**DIRECTIONS:**
Write out all of the data without omission, exactly as shown.

**EXERCISE MATERIAL:**
============================================================

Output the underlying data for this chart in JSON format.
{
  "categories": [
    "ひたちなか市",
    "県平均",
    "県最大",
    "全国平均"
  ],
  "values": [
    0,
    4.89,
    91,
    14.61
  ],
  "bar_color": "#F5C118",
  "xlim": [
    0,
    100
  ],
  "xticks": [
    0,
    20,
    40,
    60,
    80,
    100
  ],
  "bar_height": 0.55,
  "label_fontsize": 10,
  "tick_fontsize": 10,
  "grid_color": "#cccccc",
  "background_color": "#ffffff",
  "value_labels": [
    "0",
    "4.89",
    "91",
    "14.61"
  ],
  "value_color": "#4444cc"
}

============================================================

**REPLY TO THE EXERCISE:**
Output the underlying data for this chart in JSON format.
{
  "categories": [
    "ひたちなか市",
    "県平均",
    "県最大",
    "全国平均"
  ],
  "values": [
    0,
    4.89,
    91,
    14.61
  ],
  "bar_color": "#F5C118",
  "xlim": [
    0,
    100
  ],
  "xticks": [
    0,
    20,
    40,
    60,
    80,
    100
  ],
  "bar_height": 0.55,
  "label_fontsize": 10,
  "tick_fontsize": 10,
  "grid_color": "#cccccc",
  "background_color": "#ffffff",
  "value_labels": [
    "0",
    "4.89",
    "91",
    "14.61"
  ],
  "value_color": "#4444cc"
}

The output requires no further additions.